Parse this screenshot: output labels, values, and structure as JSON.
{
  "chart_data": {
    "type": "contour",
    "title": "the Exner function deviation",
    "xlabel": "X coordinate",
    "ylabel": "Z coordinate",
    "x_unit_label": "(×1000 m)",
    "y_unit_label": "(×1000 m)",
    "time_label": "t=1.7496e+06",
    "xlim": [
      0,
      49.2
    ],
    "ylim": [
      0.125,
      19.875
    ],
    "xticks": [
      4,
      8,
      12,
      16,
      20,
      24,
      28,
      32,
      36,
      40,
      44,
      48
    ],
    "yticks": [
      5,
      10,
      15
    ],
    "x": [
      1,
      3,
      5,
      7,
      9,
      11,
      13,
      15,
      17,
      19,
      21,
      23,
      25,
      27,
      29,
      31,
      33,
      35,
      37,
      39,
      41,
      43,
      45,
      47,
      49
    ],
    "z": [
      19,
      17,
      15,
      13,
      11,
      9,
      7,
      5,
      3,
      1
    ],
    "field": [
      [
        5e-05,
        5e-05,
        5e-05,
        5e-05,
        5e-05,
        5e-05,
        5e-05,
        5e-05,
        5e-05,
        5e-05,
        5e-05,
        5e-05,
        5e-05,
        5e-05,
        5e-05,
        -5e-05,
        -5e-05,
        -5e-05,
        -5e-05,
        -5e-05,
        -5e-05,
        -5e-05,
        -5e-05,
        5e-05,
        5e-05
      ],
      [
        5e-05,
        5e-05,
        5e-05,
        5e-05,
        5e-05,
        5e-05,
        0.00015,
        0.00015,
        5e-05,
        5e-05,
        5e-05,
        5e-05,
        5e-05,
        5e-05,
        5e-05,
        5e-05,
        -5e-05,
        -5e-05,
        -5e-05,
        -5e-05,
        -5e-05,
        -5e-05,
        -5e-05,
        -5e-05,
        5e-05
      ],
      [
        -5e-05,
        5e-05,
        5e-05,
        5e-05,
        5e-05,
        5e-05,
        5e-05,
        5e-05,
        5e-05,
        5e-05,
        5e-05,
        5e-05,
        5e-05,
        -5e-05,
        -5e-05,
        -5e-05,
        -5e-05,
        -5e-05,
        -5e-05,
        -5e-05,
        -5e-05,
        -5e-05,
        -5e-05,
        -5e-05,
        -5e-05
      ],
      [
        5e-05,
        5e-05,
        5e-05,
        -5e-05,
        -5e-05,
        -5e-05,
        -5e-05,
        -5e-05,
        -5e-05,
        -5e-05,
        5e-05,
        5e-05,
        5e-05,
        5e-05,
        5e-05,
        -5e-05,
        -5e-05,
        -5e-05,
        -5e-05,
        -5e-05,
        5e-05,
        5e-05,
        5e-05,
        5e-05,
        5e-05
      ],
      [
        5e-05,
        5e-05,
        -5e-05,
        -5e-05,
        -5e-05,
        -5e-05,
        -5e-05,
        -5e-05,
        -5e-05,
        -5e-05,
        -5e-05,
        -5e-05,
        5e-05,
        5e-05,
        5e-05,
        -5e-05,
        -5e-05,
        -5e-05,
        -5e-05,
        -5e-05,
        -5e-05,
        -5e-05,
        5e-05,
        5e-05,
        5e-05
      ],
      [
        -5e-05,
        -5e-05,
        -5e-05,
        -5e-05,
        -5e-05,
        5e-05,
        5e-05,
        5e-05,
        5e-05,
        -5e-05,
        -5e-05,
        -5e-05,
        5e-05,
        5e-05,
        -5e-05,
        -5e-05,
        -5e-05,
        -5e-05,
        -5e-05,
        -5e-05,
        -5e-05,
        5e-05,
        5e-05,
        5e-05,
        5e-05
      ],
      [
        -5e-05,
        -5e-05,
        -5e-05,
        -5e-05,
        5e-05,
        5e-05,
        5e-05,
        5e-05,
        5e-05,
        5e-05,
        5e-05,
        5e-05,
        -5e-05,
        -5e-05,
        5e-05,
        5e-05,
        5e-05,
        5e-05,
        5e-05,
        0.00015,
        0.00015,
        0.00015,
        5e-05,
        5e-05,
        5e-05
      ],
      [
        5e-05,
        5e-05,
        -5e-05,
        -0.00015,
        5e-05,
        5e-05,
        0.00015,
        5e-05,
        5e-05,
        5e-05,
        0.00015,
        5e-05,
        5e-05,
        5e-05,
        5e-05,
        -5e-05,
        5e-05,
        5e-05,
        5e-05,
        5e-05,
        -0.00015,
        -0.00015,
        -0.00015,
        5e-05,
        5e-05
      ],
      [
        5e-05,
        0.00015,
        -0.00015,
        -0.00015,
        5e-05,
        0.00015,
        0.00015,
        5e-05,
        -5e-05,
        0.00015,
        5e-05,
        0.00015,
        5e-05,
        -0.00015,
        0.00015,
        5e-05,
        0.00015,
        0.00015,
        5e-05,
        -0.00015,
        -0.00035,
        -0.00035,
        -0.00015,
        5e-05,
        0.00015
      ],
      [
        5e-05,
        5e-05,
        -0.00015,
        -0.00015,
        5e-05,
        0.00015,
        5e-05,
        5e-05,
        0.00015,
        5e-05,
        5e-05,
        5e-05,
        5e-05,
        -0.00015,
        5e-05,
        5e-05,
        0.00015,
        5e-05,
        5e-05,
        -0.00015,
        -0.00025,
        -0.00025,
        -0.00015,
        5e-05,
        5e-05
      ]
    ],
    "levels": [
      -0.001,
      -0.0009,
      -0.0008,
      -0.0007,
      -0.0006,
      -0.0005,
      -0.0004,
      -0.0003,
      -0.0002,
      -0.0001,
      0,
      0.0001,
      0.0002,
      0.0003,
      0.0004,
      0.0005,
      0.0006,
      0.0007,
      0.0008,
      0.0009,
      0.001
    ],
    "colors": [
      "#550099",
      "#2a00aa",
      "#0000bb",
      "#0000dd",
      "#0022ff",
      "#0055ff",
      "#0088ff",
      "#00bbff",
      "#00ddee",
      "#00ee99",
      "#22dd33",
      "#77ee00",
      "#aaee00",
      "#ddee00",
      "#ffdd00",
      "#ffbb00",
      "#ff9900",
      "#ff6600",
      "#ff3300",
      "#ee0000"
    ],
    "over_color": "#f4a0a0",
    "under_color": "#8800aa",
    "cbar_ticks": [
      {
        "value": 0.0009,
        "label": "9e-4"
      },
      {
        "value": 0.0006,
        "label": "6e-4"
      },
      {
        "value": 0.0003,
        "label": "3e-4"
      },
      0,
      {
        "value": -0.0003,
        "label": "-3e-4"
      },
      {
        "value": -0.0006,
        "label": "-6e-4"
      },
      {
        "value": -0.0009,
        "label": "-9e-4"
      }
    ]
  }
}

> Set task
In the material above, how many lines hold the word "coordinate"? Say only the number.

> Solution
2